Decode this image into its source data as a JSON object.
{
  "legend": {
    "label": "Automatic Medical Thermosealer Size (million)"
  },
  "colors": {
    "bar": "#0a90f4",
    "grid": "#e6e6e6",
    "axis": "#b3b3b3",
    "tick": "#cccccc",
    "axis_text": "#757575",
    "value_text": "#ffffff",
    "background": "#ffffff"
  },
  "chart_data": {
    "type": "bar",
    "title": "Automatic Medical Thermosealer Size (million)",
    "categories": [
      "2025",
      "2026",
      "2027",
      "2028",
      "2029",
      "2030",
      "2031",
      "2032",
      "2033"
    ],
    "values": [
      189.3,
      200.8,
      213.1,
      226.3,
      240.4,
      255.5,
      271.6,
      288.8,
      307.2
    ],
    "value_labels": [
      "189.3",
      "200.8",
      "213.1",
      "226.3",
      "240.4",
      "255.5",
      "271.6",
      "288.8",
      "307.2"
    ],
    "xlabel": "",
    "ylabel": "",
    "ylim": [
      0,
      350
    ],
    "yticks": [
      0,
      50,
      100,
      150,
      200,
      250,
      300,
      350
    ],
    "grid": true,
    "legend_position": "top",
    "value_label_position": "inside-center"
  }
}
============
Output all of the data above without any alteration.

* Expected output *
Decode this image into its source data as a JSON object.
{
  "legend": {
    "label": "Automatic Medical Thermosealer Size (million)"
  },
  "colors": {
    "bar": "#0a90f4",
    "grid": "#e6e6e6",
    "axis": "#b3b3b3",
    "tick": "#cccccc",
    "axis_text": "#757575",
    "value_text": "#ffffff",
    "background": "#ffffff"
  },
  "chart_data": {
    "type": "bar",
    "title": "Automatic Medical Thermosealer Size (million)",
    "categories": [
      "2025",
      "2026",
      "2027",
      "2028",
      "2029",
      "2030",
      "2031",
      "2032",
      "2033"
    ],
    "values": [
      189.3,
      200.8,
      213.1,
      226.3,
      240.4,
      255.5,
      271.6,
      288.8,
      307.2
    ],
    "value_labels": [
      "189.3",
      "200.8",
      "213.1",
      "226.3",
      "240.4",
      "255.5",
      "271.6",
      "288.8",
      "307.2"
    ],
    "xlabel": "",
    "ylabel": "",
    "ylim": [
      0,
      350
    ],
    "yticks": [
      0,
      50,
      100,
      150,
      200,
      250,
      300,
      350
    ],
    "grid": true,
    "legend_position": "top",
    "value_label_position": "inside-center"
  }
}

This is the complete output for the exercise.